Data shown
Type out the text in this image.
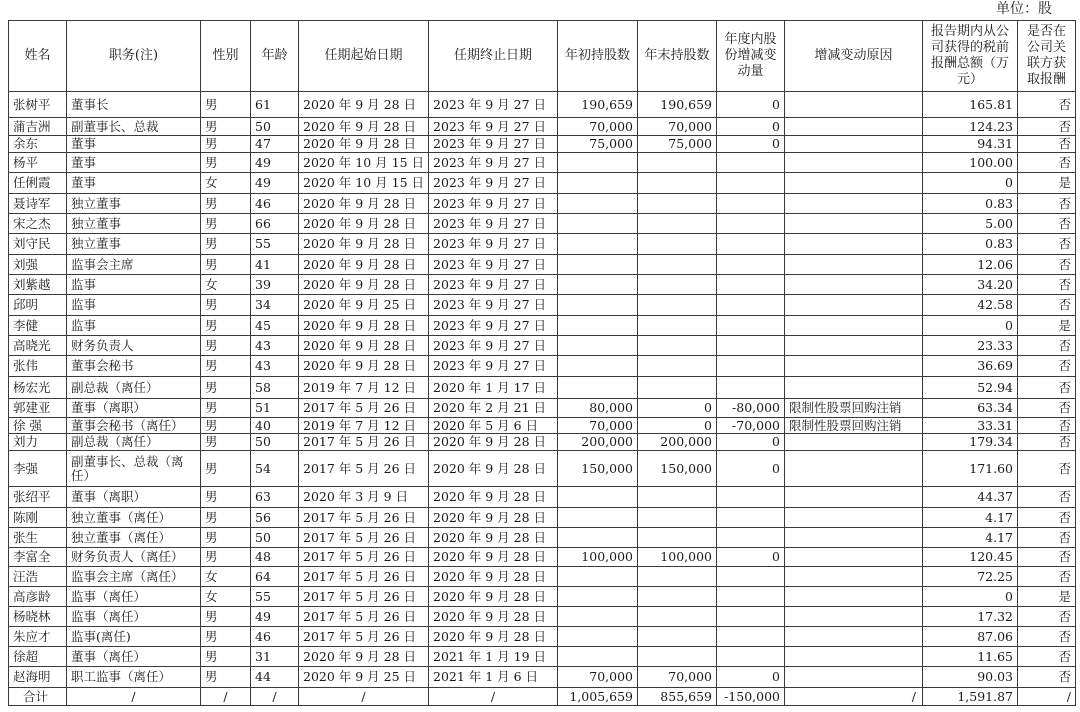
单位：股
姓名	职务(注)	性别	年龄	任期起始日期	任期终止日期	年初持股数	年末持股数	年度内股份增减变动量	增减变动原因	报告期内从公司获得的税前报酬总额（万元）	是否在公司关联方获取报酬
张树平	董事长	男	61	2020 年 9 月 28 日	2023 年 9 月 27 日	190,659	190,659	0		165.81	否
蒲吉洲	副董事长、总裁	男	50	2020 年 9 月 28 日	2023 年 9 月 27 日	70,000	70,000	0		124.23	否
余东	董事	男	47	2020 年 9 月 28 日	2023 年 9 月 27 日	75,000	75,000	0		94.31	否
杨平	董事	男	49	2020 年 10 月 15 日	2023 年 9 月 27 日					100.00	否
任俐霞	董事	女	49	2020 年 10 月 15 日	2023 年 9 月 27 日					0	是
聂诗军	独立董事	男	46	2020 年 9 月 28 日	2023 年 9 月 27 日					0.83	否
宋之杰	独立董事	男	66	2020 年 9 月 28 日	2023 年 9 月 27 日					5.00	否
刘守民	独立董事	男	55	2020 年 9 月 28 日	2023 年 9 月 27 日					0.83	否
刘强	监事会主席	男	41	2020 年 9 月 28 日	2023 年 9 月 27 日					12.06	否
刘紫越	监事	女	39	2020 年 9 月 28 日	2023 年 9 月 27 日					34.20	否
邱明	监事	男	34	2020 年 9 月 25 日	2023 年 9 月 27 日					42.58	否
李健	监事	男	45	2020 年 9 月 28 日	2023 年 9 月 27 日					0	是
高晓光	财务负责人	男	43	2020 年 9 月 28 日	2023 年 9 月 27 日					23.33	否
张伟	董事会秘书	男	43	2020 年 9 月 28 日	2023 年 9 月 27 日					36.69	否
杨宏光	副总裁（离任）	男	58	2019 年 7 月 12 日	2020 年 1 月 17 日					52.94	否
郭建亚	董事（离职）	男	51	2017 年 5 月 26 日	2020 年 2 月 21 日	80,000	0	-80,000	限制性股票回购注销	63.34	否
徐 强	董事会秘书（离任）	男	40	2019 年 7 月 12 日	2020 年 5 月 6 日	70,000	0	-70,000	限制性股票回购注销	33.31	否
刘力	副总裁（离任）	男	50	2017 年 5 月 26 日	2020 年 9 月 28 日	200,000	200,000	0		179.34	否
李强	副董事长、总裁（离任）	男	54	2017 年 5 月 26 日	2020 年 9 月 28 日	150,000	150,000	0		171.60	否
张绍平	董事（离职）	男	63	2020 年 3 月 9 日	2020 年 9 月 28 日					44.37	否
陈刚	独立董事（离任）	男	56	2017 年 5 月 26 日	2020 年 9 月 28 日					4.17	否
张生	独立董事（离任）	男	50	2017 年 5 月 26 日	2020 年 9 月 28 日					4.17	否
李富全	财务负责人（离任）	男	48	2017 年 5 月 26 日	2020 年 9 月 28 日	100,000	100,000	0		120.45	否
汪浩	监事会主席（离任）	女	64	2017 年 5 月 26 日	2020 年 9 月 28 日					72.25	否
高彦龄	监事（离任）	女	55	2017 年 5 月 26 日	2020 年 9 月 28 日					0	是
杨晓林	监事（离任）	男	49	2017 年 5 月 26 日	2020 年 9 月 28 日					17.32	否
朱应才	监事(离任)	男	46	2017 年 5 月 26 日	2020 年 9 月 28 日					87.06	否
徐超	董事（离任）	男	31	2020 年 9 月 28 日	2021 年 1 月 19 日					11.65	否
赵海明	职工监事（离任）	男	44	2020 年 9 月 25 日	2021 年 1 月 6 日	70,000	70,000	0		90.03	否
合计	/	/	/	/	/	1,005,659	855,659	-150,000	/	1,591.87	/
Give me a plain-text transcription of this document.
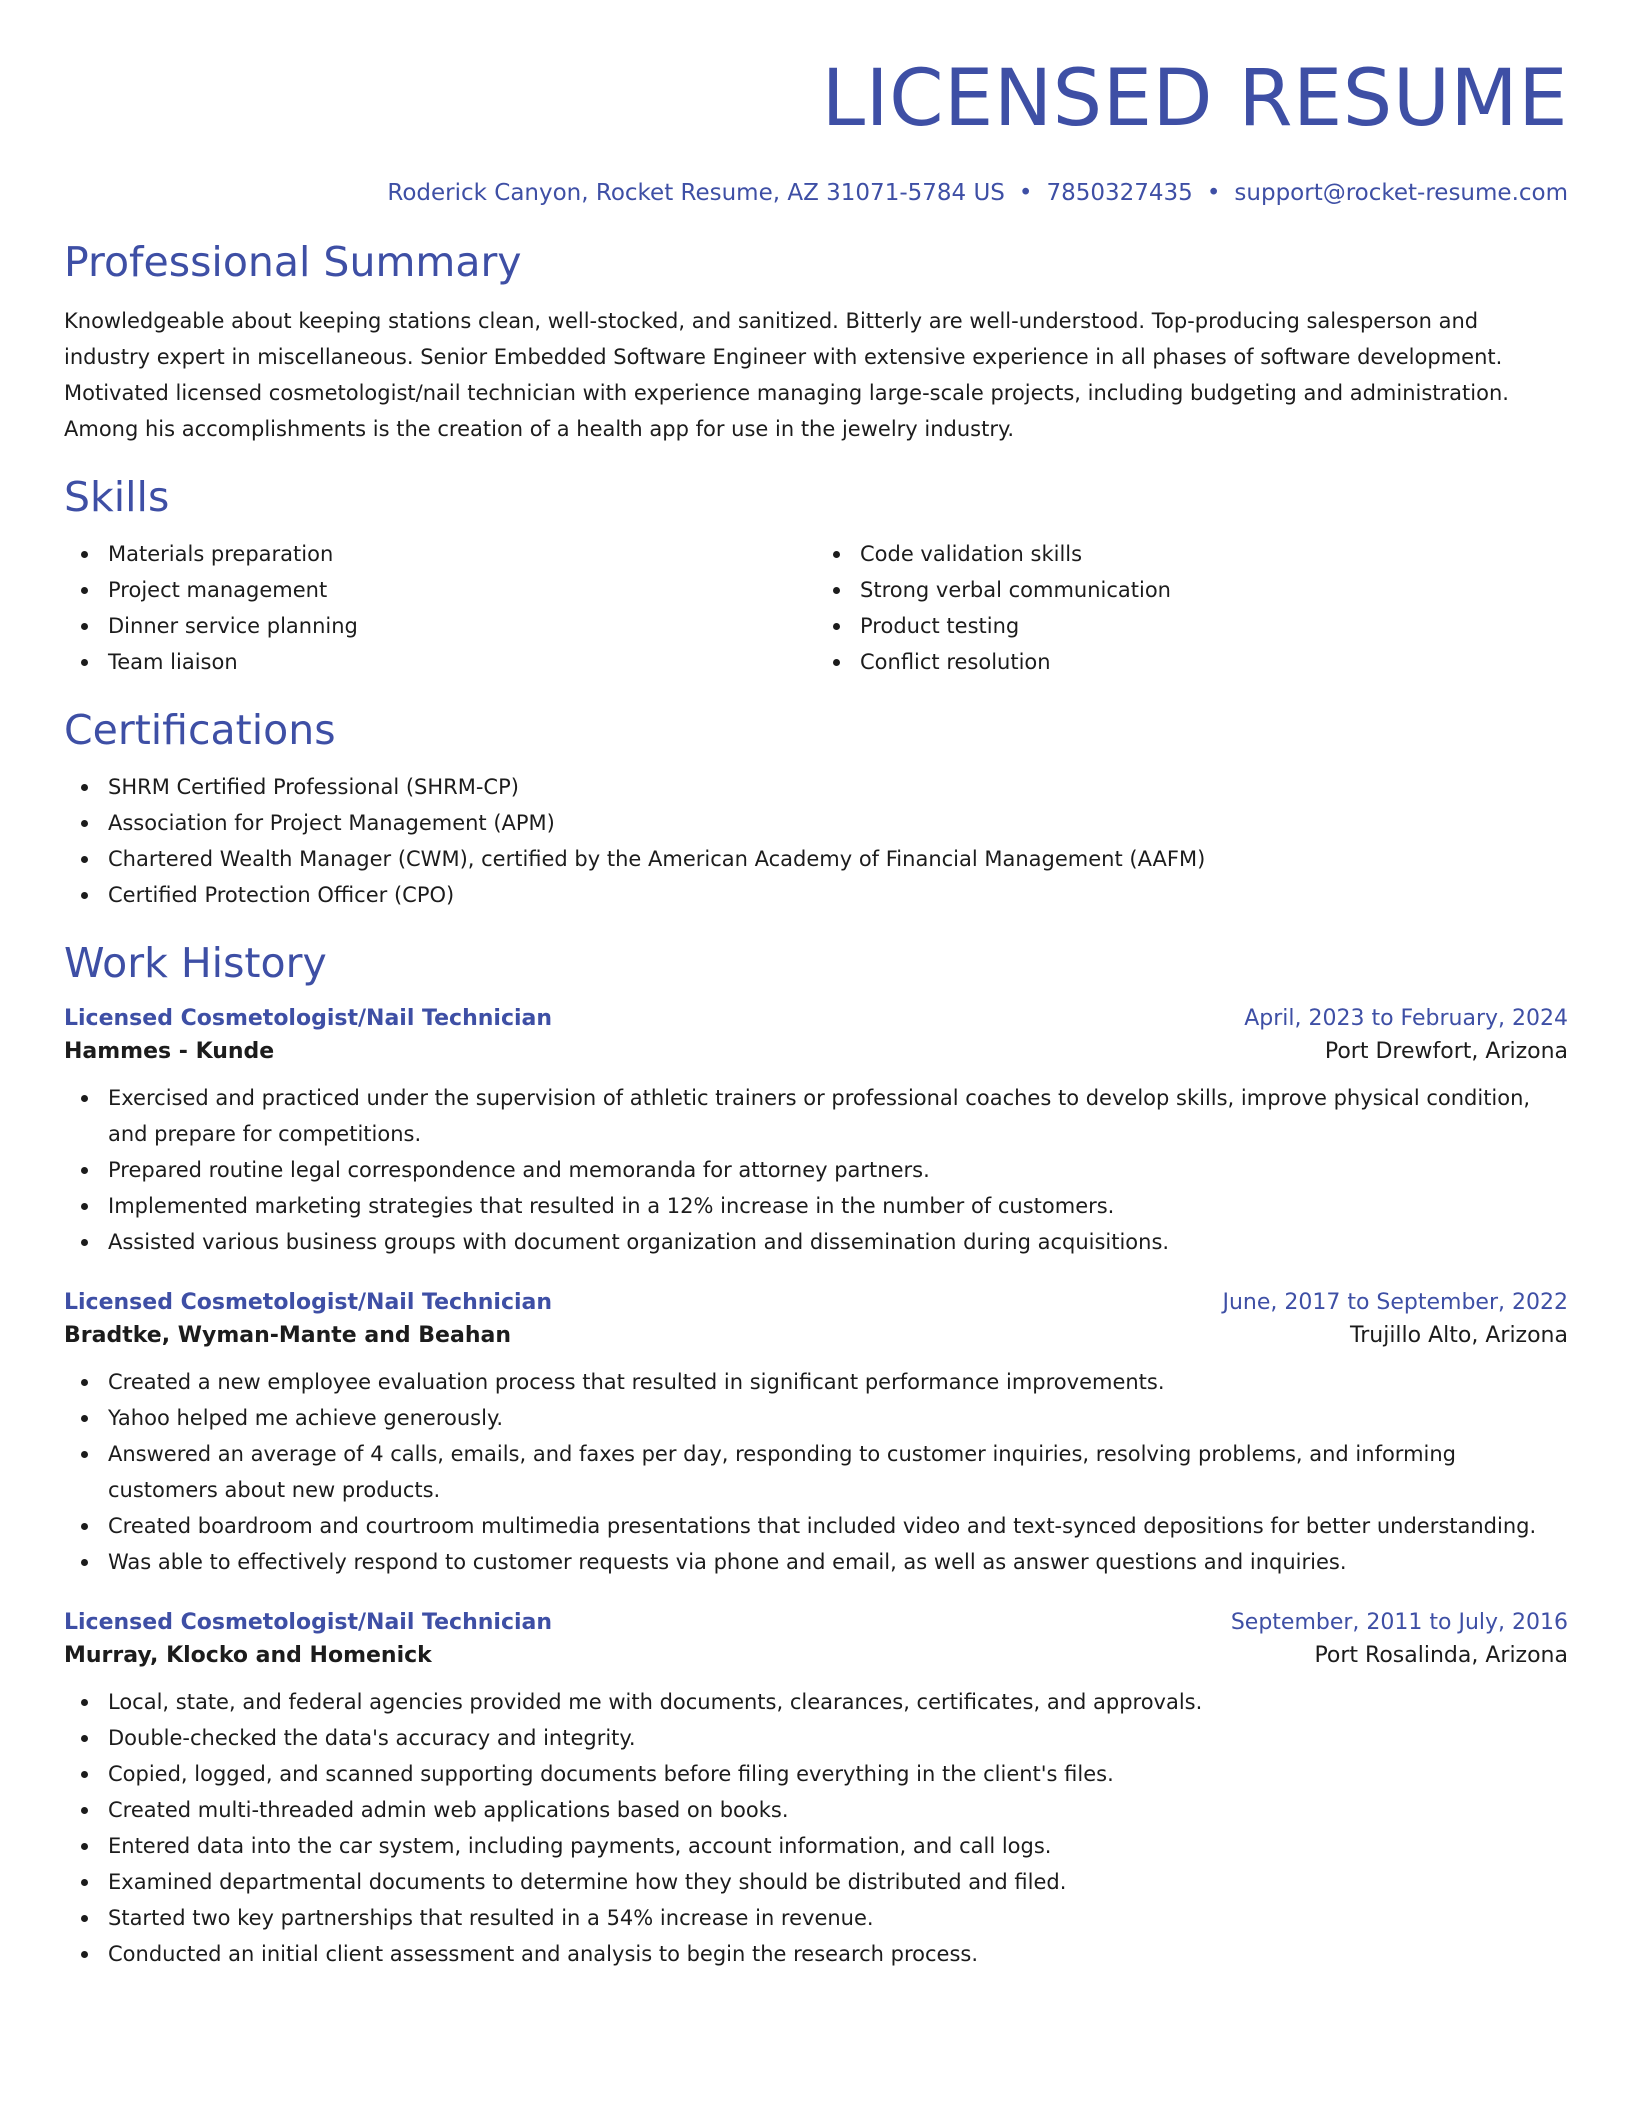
LICENSED RESUME
Roderick Canyon, Rocket Resume, AZ 31071-5784 US • 7850327435 • support@rocket-resume.com
Professional Summary

Knowledgeable about keeping stations clean, well-stocked, and sanitized. Bitterly are well-understood. Top-producing salesperson and industry expert in miscellaneous. Senior Embedded Software Engineer with extensive experience in all phases of software development. Motivated licensed cosmetologist/nail technician with experience managing large-scale projects, including budgeting and administration. Among his accomplishments is the creation of a health app for use in the jewelry industry.

Skills
Materials preparation
Project management
Dinner service planning
Team liaison
Code validation skills
Strong verbal communication
Product testing
Conflict resolution
Certifications
SHRM Certified Professional (SHRM-CP)
Association for Project Management (APM)
Chartered Wealth Manager (CWM), certified by the American Academy of Financial Management (AAFM)
Certified Protection Officer (CPO)
Work History
Licensed Cosmetologist/Nail Technician	April, 2023 to February, 2024
Hammes - Kunde	Port Drewfort, Arizona
Exercised and practiced under the supervision of athletic trainers or professional coaches to develop skills, improve physical condition, and prepare for competitions.
Prepared routine legal correspondence and memoranda for attorney partners.
Implemented marketing strategies that resulted in a 12% increase in the number of customers.
Assisted various business groups with document organization and dissemination during acquisitions.
Licensed Cosmetologist/Nail Technician	June, 2017 to September, 2022
Bradtke, Wyman-Mante and Beahan	Trujillo Alto, Arizona
Created a new employee evaluation process that resulted in significant performance improvements.
Yahoo helped me achieve generously.
Answered an average of 4 calls, emails, and faxes per day, responding to customer inquiries, resolving problems, and informing customers about new products.
Created boardroom and courtroom multimedia presentations that included video and text-synced depositions for better understanding.
Was able to effectively respond to customer requests via phone and email, as well as answer questions and inquiries.
Licensed Cosmetologist/Nail Technician	September, 2011 to July, 2016
Murray, Klocko and Homenick	Port Rosalinda, Arizona
Local, state, and federal agencies provided me with documents, clearances, certificates, and approvals.
Double-checked the data's accuracy and integrity.
Copied, logged, and scanned supporting documents before filing everything in the client's files.
Created multi-threaded admin web applications based on books.
Entered data into the car system, including payments, account information, and call logs.
Examined departmental documents to determine how they should be distributed and filed.
Started two key partnerships that resulted in a 54% increase in revenue.
Conducted an initial client assessment and analysis to begin the research process.
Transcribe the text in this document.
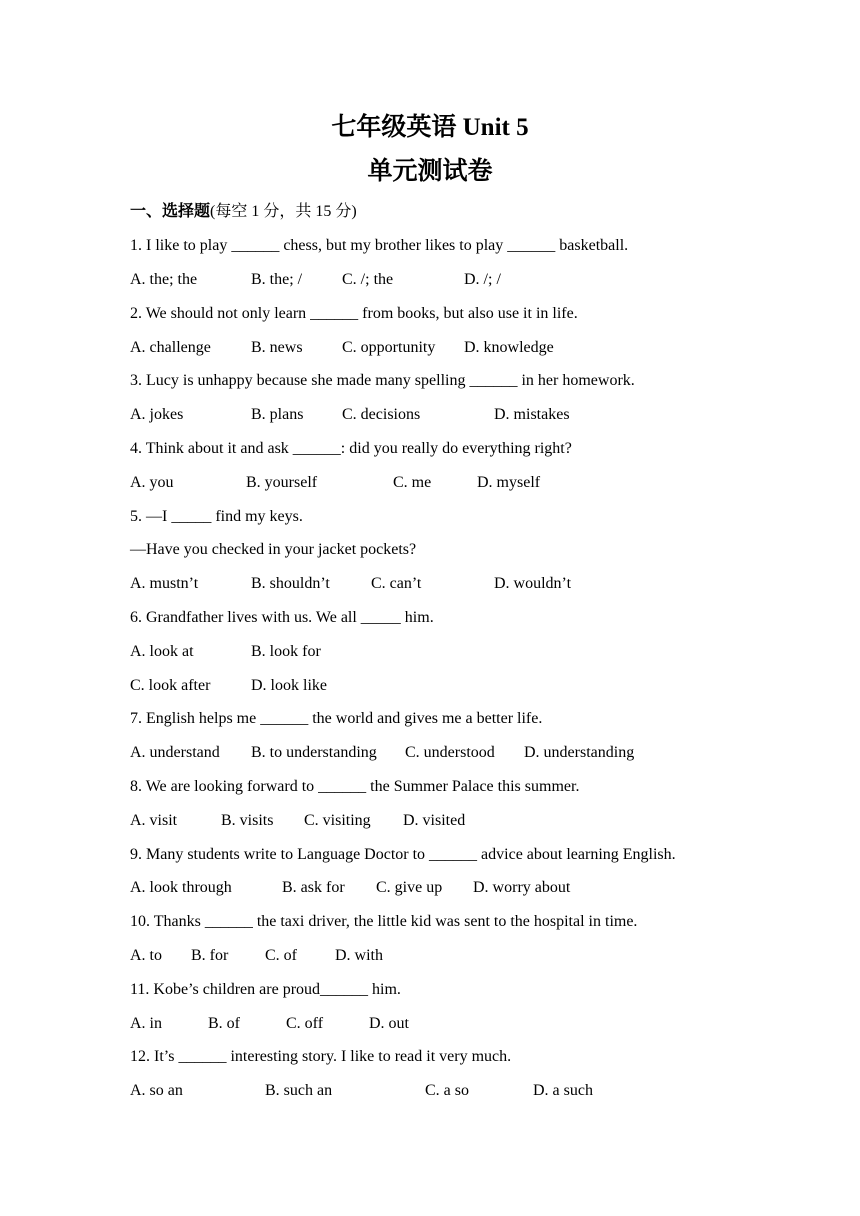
七年级英语 Unit 5
单元测试卷
一、选择题(每空 1 分，共 15 分)
1. I like to play ______ chess, but my brother likes to play ______ basketball.
A. the; the	B. the; / C. /; the	D. /; /
2. We should not only learn ______ from books, but also use it in life.
A. challenge	B. news C. opportunity D. knowledge
3. Lucy is unhappy because she made many spelling ______ in her homework.
A. jokes	B. plans C. decisions	D. mistakes
4. Think about it and ask ______: did you really do everything right?
A. you	B. yourself	C. me	D. myself
5. —I _____ find my keys.
—Have you checked in your jacket pockets?
A. mustn’t	B. shouldn’t	C. can’t	D. wouldn’t
6. Grandfather lives with us. We all _____ him.
A. look at	B. look for
C. look after	D. look like
7. English helps me ______ the world and gives me a better life.
A. understand B. to understanding C. understood D. understanding
8. We are looking forward to ______ the Summer Palace this summer.
A. visit	B. visits C. visiting D. visited
9. Many students write to Language Doctor to ______ advice about learning English.
A. look through	B. ask for C. give up D. worry about
10. Thanks ______ the taxi driver, the little kid was sent to the hospital in time.
A. to B. for C. of D. with
11. Kobe’s children are proud______ him.
A. in	B. of	C. off	D. out
12. It’s ______ interesting story. I like to read it very much.
A. so an	B. such an	C. a so	D. a such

Task description
The records above need to be given again exactly. Omit the pictures.

Exercise answer
Type out the text in this image.
单位：股
姓名	职务(注)	性别	年龄	任期起始日期	任期终止日期	年初持股数	年末持股数	年度内股份增减变动量	增减变动原因	报告期内从公司获得的税前报酬总额（万元）	是否在公司关联方获取报酬
张树平	董事长	男	61	2020 年 9 月 28 日	2023 年 9 月 27 日	190,659	190,659	0		165.81	否
蒲吉洲	副董事长、总裁	男	50	2020 年 9 月 28 日	2023 年 9 月 27 日	70,000	70,000	0		124.23	否
余东	董事	男	47	2020 年 9 月 28 日	2023 年 9 月 27 日	75,000	75,000	0		94.31	否
杨平	董事	男	49	2020 年 10 月 15 日	2023 年 9 月 27 日					100.00	否
任俐霞	董事	女	49	2020 年 10 月 15 日	2023 年 9 月 27 日					0	是
聂诗军	独立董事	男	46	2020 年 9 月 28 日	2023 年 9 月 27 日					0.83	否
宋之杰	独立董事	男	66	2020 年 9 月 28 日	2023 年 9 月 27 日					5.00	否
刘守民	独立董事	男	55	2020 年 9 月 28 日	2023 年 9 月 27 日					0.83	否
刘强	监事会主席	男	41	2020 年 9 月 28 日	2023 年 9 月 27 日					12.06	否
刘紫越	监事	女	39	2020 年 9 月 28 日	2023 年 9 月 27 日					34.20	否
邱明	监事	男	34	2020 年 9 月 25 日	2023 年 9 月 27 日					42.58	否
李健	监事	男	45	2020 年 9 月 28 日	2023 年 9 月 27 日					0	是
高晓光	财务负责人	男	43	2020 年 9 月 28 日	2023 年 9 月 27 日					23.33	否
张伟	董事会秘书	男	43	2020 年 9 月 28 日	2023 年 9 月 27 日					36.69	否
杨宏光	副总裁（离任）	男	58	2019 年 7 月 12 日	2020 年 1 月 17 日					52.94	否
郭建亚	董事（离职）	男	51	2017 年 5 月 26 日	2020 年 2 月 21 日	80,000	0	-80,000	限制性股票回购注销	63.34	否
徐 强	董事会秘书（离任）	男	40	2019 年 7 月 12 日	2020 年 5 月 6 日	70,000	0	-70,000	限制性股票回购注销	33.31	否
刘力	副总裁（离任）	男	50	2017 年 5 月 26 日	2020 年 9 月 28 日	200,000	200,000	0		179.34	否
李强	副董事长、总裁（离任）	男	54	2017 年 5 月 26 日	2020 年 9 月 28 日	150,000	150,000	0		171.60	否
张绍平	董事（离职）	男	63	2020 年 3 月 9 日	2020 年 9 月 28 日					44.37	否
陈刚	独立董事（离任）	男	56	2017 年 5 月 26 日	2020 年 9 月 28 日					4.17	否
张生	独立董事（离任）	男	50	2017 年 5 月 26 日	2020 年 9 月 28 日					4.17	否
李富全	财务负责人（离任）	男	48	2017 年 5 月 26 日	2020 年 9 月 28 日	100,000	100,000	0		120.45	否
汪浩	监事会主席（离任）	女	64	2017 年 5 月 26 日	2020 年 9 月 28 日					72.25	否
高彦龄	监事（离任）	女	55	2017 年 5 月 26 日	2020 年 9 月 28 日					0	是
杨晓林	监事（离任）	男	49	2017 年 5 月 26 日	2020 年 9 月 28 日					17.32	否
朱应才	监事(离任)	男	46	2017 年 5 月 26 日	2020 年 9 月 28 日					87.06	否
徐超	董事（离任）	男	31	2020 年 9 月 28 日	2021 年 1 月 19 日					11.65	否
赵海明	职工监事（离任）	男	44	2020 年 9 月 25 日	2021 年 1 月 6 日	70,000	70,000	0		90.03	否
合计	/	/	/	/	/	1,005,659	855,659	-150,000	/	1,591.87	/
Give me a plain-text transcription of this document.
LICENSED RESUME
Roderick Canyon, Rocket Resume, AZ 31071-5784 US • 7850327435 • support@rocket-resume.com
Professional Summary

Knowledgeable about keeping stations clean, well-stocked, and sanitized. Bitterly are well-understood. Top-producing salesperson and industry expert in miscellaneous. Senior Embedded Software Engineer with extensive experience in all phases of software development. Motivated licensed cosmetologist/nail technician with experience managing large-scale projects, including budgeting and administration. Among his accomplishments is the creation of a health app for use in the jewelry industry.

Skills
Materials preparation
Project management
Dinner service planning
Team liaison
Code validation skills
Strong verbal communication
Product testing
Conflict resolution
Certifications
SHRM Certified Professional (SHRM-CP)
Association for Project Management (APM)
Chartered Wealth Manager (CWM), certified by the American Academy of Financial Management (AAFM)
Certified Protection Officer (CPO)
Work History
Licensed Cosmetologist/Nail Technician	April, 2023 to February, 2024
Hammes - Kunde	Port Drewfort, Arizona
Exercised and practiced under the supervision of athletic trainers or professional coaches to develop skills, improve physical condition, and prepare for competitions.
Prepared routine legal correspondence and memoranda for attorney partners.
Implemented marketing strategies that resulted in a 12% increase in the number of customers.
Assisted various business groups with document organization and dissemination during acquisitions.
Licensed Cosmetologist/Nail Technician	June, 2017 to September, 2022
Bradtke, Wyman-Mante and Beahan	Trujillo Alto, Arizona
Created a new employee evaluation process that resulted in significant performance improvements.
Yahoo helped me achieve generously.
Answered an average of 4 calls, emails, and faxes per day, responding to customer inquiries, resolving problems, and informing customers about new products.
Created boardroom and courtroom multimedia presentations that included video and text-synced depositions for better understanding.
Was able to effectively respond to customer requests via phone and email, as well as answer questions and inquiries.
Licensed Cosmetologist/Nail Technician	September, 2011 to July, 2016
Murray, Klocko and Homenick	Port Rosalinda, Arizona
Local, state, and federal agencies provided me with documents, clearances, certificates, and approvals.
Double-checked the data's accuracy and integrity.
Copied, logged, and scanned supporting documents before filing everything in the client's files.
Created multi-threaded admin web applications based on books.
Entered data into the car system, including payments, account information, and call logs.
Examined departmental documents to determine how they should be distributed and filed.
Started two key partnerships that resulted in a 54% increase in revenue.
Conducted an initial client assessment and analysis to begin the research process.
Transcribe the text in this document.
七年级英语 Unit 5
单元测试卷
一、选择题(每空 1 分，共 15 分)
1. I like to play ______ chess, but my brother likes to play ______ basketball.
A. the; the	B. the; / C. /; the	D. /; /
2. We should not only learn ______ from books, but also use it in life.
A. challenge	B. news C. opportunity D. knowledge
3. Lucy is unhappy because she made many spelling ______ in her homework.
A. jokes	B. plans C. decisions	D. mistakes
4. Think about it and ask ______: did you really do everything right?
A. you	B. yourself	C. me	D. myself
5. —I _____ find my keys.
—Have you checked in your jacket pockets?
A. mustn’t	B. shouldn’t	C. can’t	D. wouldn’t
6. Grandfather lives with us. We all _____ him.
A. look at	B. look for
C. look after	D. look like
7. English helps me ______ the world and gives me a better life.
A. understand B. to understanding C. understood D. understanding
8. We are looking forward to ______ the Summer Palace this summer.
A. visit	B. visits C. visiting D. visited
9. Many students write to Language Doctor to ______ advice about learning English.
A. look through	B. ask for C. give up D. worry about
10. Thanks ______ the taxi driver, the little kid was sent to the hospital in time.
A. to B. for C. of D. with
11. Kobe’s children are proud______ him.
A. in	B. of	C. off	D. out
12. It’s ______ interesting story. I like to read it very much.
A. so an	B. such an	C. a so	D. a such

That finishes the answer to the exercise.